__What is required__: Exactly reproduce each entry, leaving out nothing.

__Raw records__:
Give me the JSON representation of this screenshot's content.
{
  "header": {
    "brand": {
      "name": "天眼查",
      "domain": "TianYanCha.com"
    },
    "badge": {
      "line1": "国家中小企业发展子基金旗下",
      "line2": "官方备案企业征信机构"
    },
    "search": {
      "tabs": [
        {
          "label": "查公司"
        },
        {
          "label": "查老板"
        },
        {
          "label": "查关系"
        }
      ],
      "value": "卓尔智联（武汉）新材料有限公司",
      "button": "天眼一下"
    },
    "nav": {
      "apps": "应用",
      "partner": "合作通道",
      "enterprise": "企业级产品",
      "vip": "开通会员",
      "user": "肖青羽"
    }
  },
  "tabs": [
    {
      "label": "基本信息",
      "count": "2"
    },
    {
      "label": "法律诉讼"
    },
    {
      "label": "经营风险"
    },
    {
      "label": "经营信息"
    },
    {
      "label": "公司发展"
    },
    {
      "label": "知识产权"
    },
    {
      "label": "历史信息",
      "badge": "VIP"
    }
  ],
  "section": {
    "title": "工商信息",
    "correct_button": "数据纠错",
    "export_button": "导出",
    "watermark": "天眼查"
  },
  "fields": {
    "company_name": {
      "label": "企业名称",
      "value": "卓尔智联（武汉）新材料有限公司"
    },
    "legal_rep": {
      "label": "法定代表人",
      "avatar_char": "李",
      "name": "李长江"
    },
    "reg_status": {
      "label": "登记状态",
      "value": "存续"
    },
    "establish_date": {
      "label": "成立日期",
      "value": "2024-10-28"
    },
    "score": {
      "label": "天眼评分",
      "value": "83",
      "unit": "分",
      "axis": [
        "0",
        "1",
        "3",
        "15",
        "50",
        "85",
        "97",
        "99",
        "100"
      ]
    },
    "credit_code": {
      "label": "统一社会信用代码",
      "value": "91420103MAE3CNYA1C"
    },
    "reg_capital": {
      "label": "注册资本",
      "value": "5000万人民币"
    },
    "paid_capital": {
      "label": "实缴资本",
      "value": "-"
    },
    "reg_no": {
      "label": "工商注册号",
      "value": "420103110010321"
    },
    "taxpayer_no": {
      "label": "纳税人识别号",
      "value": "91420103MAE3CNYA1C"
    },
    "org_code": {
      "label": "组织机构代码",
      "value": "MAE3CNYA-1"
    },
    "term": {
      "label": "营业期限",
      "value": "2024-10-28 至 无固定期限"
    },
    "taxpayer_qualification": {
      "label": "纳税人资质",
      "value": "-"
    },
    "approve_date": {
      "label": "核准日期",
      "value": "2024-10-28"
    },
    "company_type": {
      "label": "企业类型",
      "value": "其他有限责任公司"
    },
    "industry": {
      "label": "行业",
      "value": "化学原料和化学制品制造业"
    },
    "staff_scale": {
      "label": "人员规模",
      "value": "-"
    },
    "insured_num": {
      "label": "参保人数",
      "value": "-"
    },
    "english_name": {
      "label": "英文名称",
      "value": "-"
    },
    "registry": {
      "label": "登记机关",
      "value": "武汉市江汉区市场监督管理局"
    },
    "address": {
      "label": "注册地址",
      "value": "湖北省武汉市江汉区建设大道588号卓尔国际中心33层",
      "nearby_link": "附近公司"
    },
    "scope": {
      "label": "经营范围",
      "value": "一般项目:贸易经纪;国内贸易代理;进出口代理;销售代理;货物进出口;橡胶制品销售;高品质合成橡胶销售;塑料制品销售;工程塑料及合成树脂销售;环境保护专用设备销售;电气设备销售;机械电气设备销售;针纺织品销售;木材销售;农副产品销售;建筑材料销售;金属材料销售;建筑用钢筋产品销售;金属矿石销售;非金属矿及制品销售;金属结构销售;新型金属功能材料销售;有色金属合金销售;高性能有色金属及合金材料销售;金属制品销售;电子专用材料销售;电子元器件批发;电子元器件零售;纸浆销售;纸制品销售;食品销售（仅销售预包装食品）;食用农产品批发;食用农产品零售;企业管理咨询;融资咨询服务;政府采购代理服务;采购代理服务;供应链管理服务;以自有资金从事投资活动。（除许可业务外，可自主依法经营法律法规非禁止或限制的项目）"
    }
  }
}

__Solution__:
Give me the JSON representation of this screenshot's content.
{
  "header": {
    "brand": {
      "name": "天眼查",
      "domain": "TianYanCha.com"
    },
    "badge": {
      "line1": "国家中小企业发展子基金旗下",
      "line2": "官方备案企业征信机构"
    },
    "search": {
      "tabs": [
        {
          "label": "查公司"
        },
        {
          "label": "查老板"
        },
        {
          "label": "查关系"
        }
      ],
      "value": "卓尔智联（武汉）新材料有限公司",
      "button": "天眼一下"
    },
    "nav": {
      "apps": "应用",
      "partner": "合作通道",
      "enterprise": "企业级产品",
      "vip": "开通会员",
      "user": "肖青羽"
    }
  },
  "tabs": [
    {
      "label": "基本信息",
      "count": "2"
    },
    {
      "label": "法律诉讼"
    },
    {
      "label": "经营风险"
    },
    {
      "label": "经营信息"
    },
    {
      "label": "公司发展"
    },
    {
      "label": "知识产权"
    },
    {
      "label": "历史信息",
      "badge": "VIP"
    }
  ],
  "section": {
    "title": "工商信息",
    "correct_button": "数据纠错",
    "export_button": "导出",
    "watermark": "天眼查"
  },
  "fields": {
    "company_name": {
      "label": "企业名称",
      "value": "卓尔智联（武汉）新材料有限公司"
    },
    "legal_rep": {
      "label": "法定代表人",
      "avatar_char": "李",
      "name": "李长江"
    },
    "reg_status": {
      "label": "登记状态",
      "value": "存续"
    },
    "establish_date": {
      "label": "成立日期",
      "value": "2024-10-28"
    },
    "score": {
      "label": "天眼评分",
      "value": "83",
      "unit": "分",
      "axis": [
        "0",
        "1",
        "3",
        "15",
        "50",
        "85",
        "97",
        "99",
        "100"
      ]
    },
    "credit_code": {
      "label": "统一社会信用代码",
      "value": "91420103MAE3CNYA1C"
    },
    "reg_capital": {
      "label": "注册资本",
      "value": "5000万人民币"
    },
    "paid_capital": {
      "label": "实缴资本",
      "value": "-"
    },
    "reg_no": {
      "label": "工商注册号",
      "value": "420103110010321"
    },
    "taxpayer_no": {
      "label": "纳税人识别号",
      "value": "91420103MAE3CNYA1C"
    },
    "org_code": {
      "label": "组织机构代码",
      "value": "MAE3CNYA-1"
    },
    "term": {
      "label": "营业期限",
      "value": "2024-10-28 至 无固定期限"
    },
    "taxpayer_qualification": {
      "label": "纳税人资质",
      "value": "-"
    },
    "approve_date": {
      "label": "核准日期",
      "value": "2024-10-28"
    },
    "company_type": {
      "label": "企业类型",
      "value": "其他有限责任公司"
    },
    "industry": {
      "label": "行业",
      "value": "化学原料和化学制品制造业"
    },
    "staff_scale": {
      "label": "人员规模",
      "value": "-"
    },
    "insured_num": {
      "label": "参保人数",
      "value": "-"
    },
    "english_name": {
      "label": "英文名称",
      "value": "-"
    },
    "registry": {
      "label": "登记机关",
      "value": "武汉市江汉区市场监督管理局"
    },
    "address": {
      "label": "注册地址",
      "value": "湖北省武汉市江汉区建设大道588号卓尔国际中心33层",
      "nearby_link": "附近公司"
    },
    "scope": {
      "label": "经营范围",
      "value": "一般项目:贸易经纪;国内贸易代理;进出口代理;销售代理;货物进出口;橡胶制品销售;高品质合成橡胶销售;塑料制品销售;工程塑料及合成树脂销售;环境保护专用设备销售;电气设备销售;机械电气设备销售;针纺织品销售;木材销售;农副产品销售;建筑材料销售;金属材料销售;建筑用钢筋产品销售;金属矿石销售;非金属矿及制品销售;金属结构销售;新型金属功能材料销售;有色金属合金销售;高性能有色金属及合金材料销售;金属制品销售;电子专用材料销售;电子元器件批发;电子元器件零售;纸浆销售;纸制品销售;食品销售（仅销售预包装食品）;食用农产品批发;食用农产品零售;企业管理咨询;融资咨询服务;政府采购代理服务;采购代理服务;供应链管理服务;以自有资金从事投资活动。（除许可业务外，可自主依法经营法律法规非禁止或限制的项目）"
    }
  }
}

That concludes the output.